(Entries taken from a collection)

● ● ●

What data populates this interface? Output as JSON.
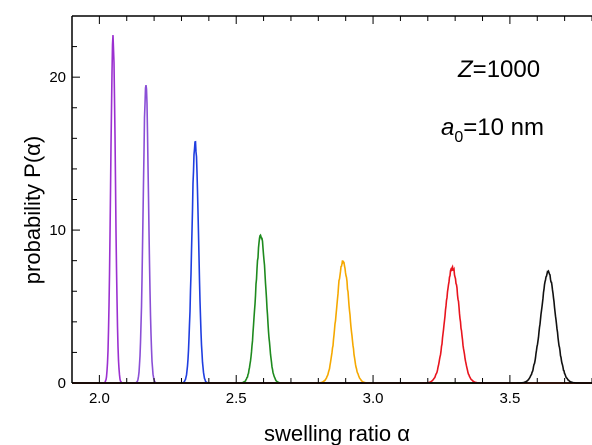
{
  "chart_data": {
    "type": "line",
    "title": "",
    "xlabel": "swelling ratio  α",
    "ylabel": "probability  P(α)",
    "xlim": [
      1.9,
      3.8
    ],
    "ylim": [
      0,
      24
    ],
    "x_ticks": [
      2.0,
      2.5,
      3.0,
      3.5
    ],
    "x_tick_labels": [
      "2.0",
      "2.5",
      "3.0",
      "3.5"
    ],
    "y_ticks": [
      0,
      10,
      20
    ],
    "y_tick_labels": [
      "0",
      "10",
      "20"
    ],
    "grid": false,
    "legend": "none",
    "annotations": [
      {
        "prefix": "Z",
        "suffix": "=1000"
      },
      {
        "prefix": "a",
        "sub": "0",
        "suffix": "=10 nm"
      }
    ],
    "series": [
      {
        "color": "#9b30d0",
        "center": 2.05,
        "peak": 22.6,
        "sigma": 0.0085
      },
      {
        "color": "#8a4fd6",
        "center": 2.17,
        "peak": 19.6,
        "sigma": 0.0098
      },
      {
        "color": "#1f3ee0",
        "center": 2.35,
        "peak": 15.8,
        "sigma": 0.0122
      },
      {
        "color": "#1e8a1e",
        "center": 2.59,
        "peak": 9.6,
        "sigma": 0.0195
      },
      {
        "color": "#f5a800",
        "center": 2.89,
        "peak": 7.9,
        "sigma": 0.024
      },
      {
        "color": "#e8141e",
        "center": 3.29,
        "peak": 7.5,
        "sigma": 0.0262
      },
      {
        "color": "#111111",
        "center": 3.64,
        "peak": 7.2,
        "sigma": 0.0272
      }
    ]
  }
}
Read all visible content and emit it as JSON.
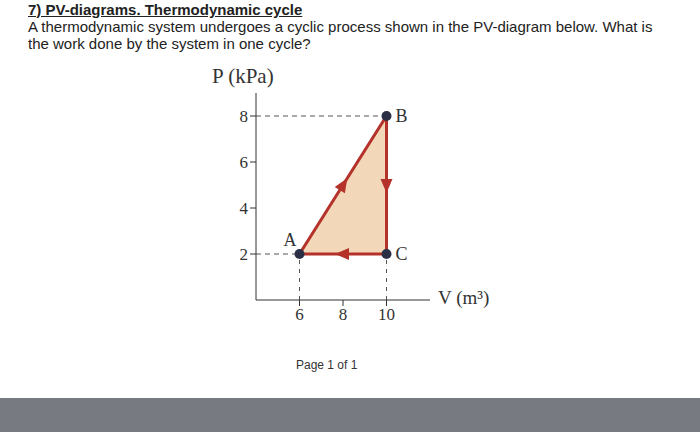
{
  "title": "7) PV-diagrams. Thermodynamic cycle",
  "question": [
    "A thermodynamic system undergoes a cyclic process shown in the PV-diagram below. What is",
    "the work done by the system in one cycle?"
  ],
  "chart_data": {
    "type": "line",
    "x_label": "V (m³)",
    "y_label": "P (kPa)",
    "x": [
      6,
      10,
      10
    ],
    "values": [
      2,
      8,
      2
    ],
    "point_labels": [
      "A",
      "B",
      "C"
    ],
    "xlim": [
      4,
      12
    ],
    "ylim": [
      0,
      9
    ],
    "xticks": [
      6,
      8,
      10
    ],
    "yticks": [
      2,
      4,
      6,
      8
    ],
    "color": "#b5322b",
    "marker": "circle",
    "grid": false
  },
  "footer": "Page 1 of 1"
}
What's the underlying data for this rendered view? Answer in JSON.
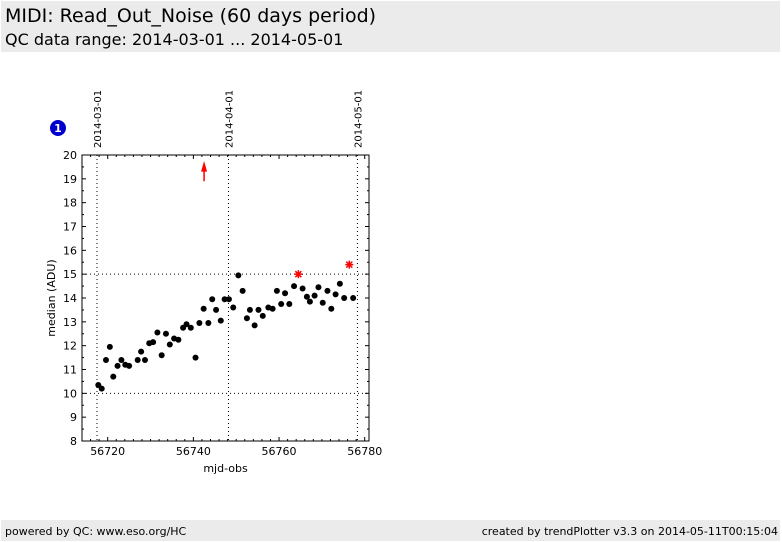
{
  "header": {
    "title": "MIDI: Read_Out_Noise (60 days period)",
    "subtitle": "QC data range: 2014-03-01 ... 2014-05-01"
  },
  "footer": {
    "left": "powered by QC: www.eso.org/HC",
    "right": "created by trendPlotter v3.3 on 2014-05-11T00:15:04"
  },
  "badge": {
    "label": "1",
    "color": "#0000cc"
  },
  "chart_data": {
    "type": "scatter",
    "xlabel": "mjd-obs",
    "ylabel": "median (ADU)",
    "xlim": [
      56714,
      56781
    ],
    "ylim": [
      8,
      20
    ],
    "xticks": [
      56720,
      56740,
      56760,
      56780
    ],
    "yticks": [
      8,
      9,
      10,
      11,
      12,
      13,
      14,
      15,
      16,
      17,
      18,
      19,
      20
    ],
    "grid": "dotted",
    "hlines": [
      10,
      15
    ],
    "date_markers": [
      {
        "x": 56717.5,
        "label": "2014-03-01"
      },
      {
        "x": 56748.2,
        "label": "2014-04-01"
      },
      {
        "x": 56778.3,
        "label": "2014-05-01"
      }
    ],
    "colors": {
      "normal": "#000000",
      "outlier": "#ff0000"
    },
    "series": [
      {
        "x": [
          56717.8,
          56718.6,
          56719.6,
          56720.5,
          56721.3,
          56722.3,
          56723.2,
          56724.1,
          56725.0,
          56727.0,
          56727.8,
          56728.7,
          56729.7,
          56730.6,
          56731.6,
          56732.6,
          56733.6,
          56734.5,
          56735.5,
          56736.5,
          56737.6,
          56738.4,
          56739.4,
          56740.5,
          56741.4,
          56742.4,
          56743.5,
          56744.4,
          56745.3,
          56746.4,
          56747.3,
          56748.3,
          56749.3,
          56750.5,
          56751.5,
          56752.5,
          56753.2,
          56754.3,
          56755.2,
          56756.2,
          56757.5,
          56758.5,
          56759.5,
          56760.5,
          56761.4,
          56762.4,
          56763.5,
          56765.5,
          56766.5,
          56767.2,
          56768.3,
          56769.2,
          56770.2,
          56771.3,
          56772.2,
          56773.2,
          56774.2,
          56775.2,
          56777.3
        ],
        "y": [
          10.35,
          10.2,
          11.4,
          11.95,
          10.7,
          11.15,
          11.4,
          11.2,
          11.15,
          11.4,
          11.75,
          11.4,
          12.1,
          12.15,
          12.55,
          11.6,
          12.5,
          12.05,
          12.3,
          12.25,
          12.75,
          12.9,
          12.75,
          11.5,
          12.95,
          13.55,
          12.95,
          13.95,
          13.5,
          13.05,
          13.95,
          13.95,
          13.6,
          14.95,
          14.3,
          13.15,
          13.5,
          12.85,
          13.5,
          13.25,
          13.6,
          13.55,
          14.3,
          13.75,
          14.2,
          13.75,
          14.5,
          14.4,
          14.05,
          13.85,
          14.1,
          14.45,
          13.8,
          14.3,
          13.55,
          14.15,
          14.6,
          14.0,
          14.0
        ]
      },
      {
        "name": "outliers",
        "x": [
          56764.5,
          56776.4
        ],
        "y": [
          15.0,
          15.4
        ]
      },
      {
        "name": "off-scale",
        "x": [
          56742.5
        ],
        "y": [
          19.6
        ]
      }
    ]
  }
}
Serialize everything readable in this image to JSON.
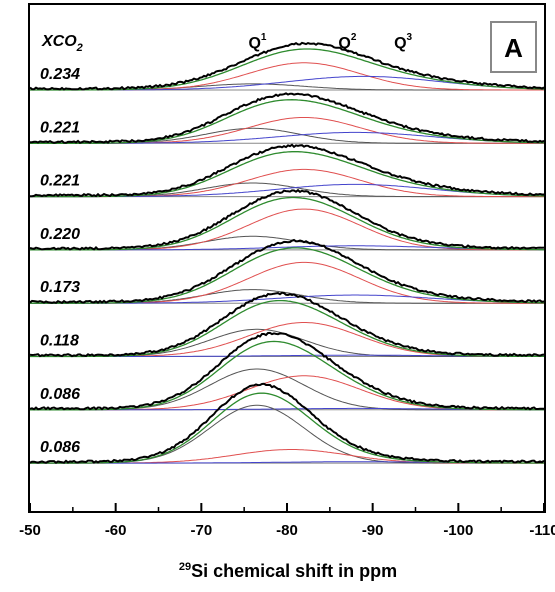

● ● ●

Stated problem: Leave the pictures out and write out every entry exactly as given.

Reply:
What data populates this interface? Output as JSON.
{
  "chart_data": {
    "type": "line",
    "title": "",
    "xlabel": "swelling ratio  α",
    "ylabel": "probability  P(α)",
    "xlim": [
      1.9,
      3.8
    ],
    "ylim": [
      0,
      24
    ],
    "x_ticks": [
      2.0,
      2.5,
      3.0,
      3.5
    ],
    "x_tick_labels": [
      "2.0",
      "2.5",
      "3.0",
      "3.5"
    ],
    "y_ticks": [
      0,
      10,
      20
    ],
    "y_tick_labels": [
      "0",
      "10",
      "20"
    ],
    "grid": false,
    "legend": "none",
    "annotations": [
      {
        "prefix": "Z",
        "suffix": "=1000"
      },
      {
        "prefix": "a",
        "sub": "0",
        "suffix": "=10 nm"
      }
    ],
    "series": [
      {
        "color": "#9b30d0",
        "center": 2.05,
        "peak": 22.6,
        "sigma": 0.0085
      },
      {
        "color": "#8a4fd6",
        "center": 2.17,
        "peak": 19.6,
        "sigma": 0.0098
      },
      {
        "color": "#1f3ee0",
        "center": 2.35,
        "peak": 15.8,
        "sigma": 0.0122
      },
      {
        "color": "#1e8a1e",
        "center": 2.59,
        "peak": 9.6,
        "sigma": 0.0195
      },
      {
        "color": "#f5a800",
        "center": 2.89,
        "peak": 7.9,
        "sigma": 0.024
      },
      {
        "color": "#e8141e",
        "center": 3.29,
        "peak": 7.5,
        "sigma": 0.0262
      },
      {
        "color": "#111111",
        "center": 3.64,
        "peak": 7.2,
        "sigma": 0.0272
      }
    ]
  }
}
Read all visible content and emit it as JSON.
{
  "title": "7) PV-diagrams. Thermodynamic cycle",
  "question": [
    "A thermodynamic system undergoes a cyclic process shown in the PV-diagram below. What is",
    "the work done by the system in one cycle?"
  ],
  "chart_data": {
    "type": "line",
    "x_label": "V (m³)",
    "y_label": "P (kPa)",
    "x": [
      6,
      10,
      10
    ],
    "values": [
      2,
      8,
      2
    ],
    "point_labels": [
      "A",
      "B",
      "C"
    ],
    "xlim": [
      4,
      12
    ],
    "ylim": [
      0,
      9
    ],
    "xticks": [
      6,
      8,
      10
    ],
    "yticks": [
      2,
      4,
      6,
      8
    ],
    "color": "#b5322b",
    "marker": "circle",
    "grid": false
  },
  "footer": "Page 1 of 1"
}
What's the underlying data for this rendered view? Answer in JSON.
{
  "header": {
    "title": "MIDI: Read_Out_Noise (60 days period)",
    "subtitle": "QC data range: 2014-03-01 ... 2014-05-01"
  },
  "footer": {
    "left": "powered by QC: www.eso.org/HC",
    "right": "created by trendPlotter v3.3 on 2014-05-11T00:15:04"
  },
  "badge": {
    "label": "1",
    "color": "#0000cc"
  },
  "chart_data": {
    "type": "scatter",
    "xlabel": "mjd-obs",
    "ylabel": "median (ADU)",
    "xlim": [
      56714,
      56781
    ],
    "ylim": [
      8,
      20
    ],
    "xticks": [
      56720,
      56740,
      56760,
      56780
    ],
    "yticks": [
      8,
      9,
      10,
      11,
      12,
      13,
      14,
      15,
      16,
      17,
      18,
      19,
      20
    ],
    "grid": "dotted",
    "hlines": [
      10,
      15
    ],
    "date_markers": [
      {
        "x": 56717.5,
        "label": "2014-03-01"
      },
      {
        "x": 56748.2,
        "label": "2014-04-01"
      },
      {
        "x": 56778.3,
        "label": "2014-05-01"
      }
    ],
    "colors": {
      "normal": "#000000",
      "outlier": "#ff0000"
    },
    "series": [
      {
        "x": [
          56717.8,
          56718.6,
          56719.6,
          56720.5,
          56721.3,
          56722.3,
          56723.2,
          56724.1,
          56725.0,
          56727.0,
          56727.8,
          56728.7,
          56729.7,
          56730.6,
          56731.6,
          56732.6,
          56733.6,
          56734.5,
          56735.5,
          56736.5,
          56737.6,
          56738.4,
          56739.4,
          56740.5,
          56741.4,
          56742.4,
          56743.5,
          56744.4,
          56745.3,
          56746.4,
          56747.3,
          56748.3,
          56749.3,
          56750.5,
          56751.5,
          56752.5,
          56753.2,
          56754.3,
          56755.2,
          56756.2,
          56757.5,
          56758.5,
          56759.5,
          56760.5,
          56761.4,
          56762.4,
          56763.5,
          56765.5,
          56766.5,
          56767.2,
          56768.3,
          56769.2,
          56770.2,
          56771.3,
          56772.2,
          56773.2,
          56774.2,
          56775.2,
          56777.3
        ],
        "y": [
          10.35,
          10.2,
          11.4,
          11.95,
          10.7,
          11.15,
          11.4,
          11.2,
          11.15,
          11.4,
          11.75,
          11.4,
          12.1,
          12.15,
          12.55,
          11.6,
          12.5,
          12.05,
          12.3,
          12.25,
          12.75,
          12.9,
          12.75,
          11.5,
          12.95,
          13.55,
          12.95,
          13.95,
          13.5,
          13.05,
          13.95,
          13.95,
          13.6,
          14.95,
          14.3,
          13.15,
          13.5,
          12.85,
          13.5,
          13.25,
          13.6,
          13.55,
          14.3,
          13.75,
          14.2,
          13.75,
          14.5,
          14.4,
          14.05,
          13.85,
          14.1,
          14.45,
          13.8,
          14.3,
          13.55,
          14.15,
          14.6,
          14.0,
          14.0
        ]
      },
      {
        "name": "outliers",
        "x": [
          56764.5,
          56776.4
        ],
        "y": [
          15.0,
          15.4
        ]
      },
      {
        "name": "off-scale",
        "x": [
          56742.5
        ],
        "y": [
          19.6
        ]
      }
    ]
  }
}
Serialize everything readable in this image to JSON.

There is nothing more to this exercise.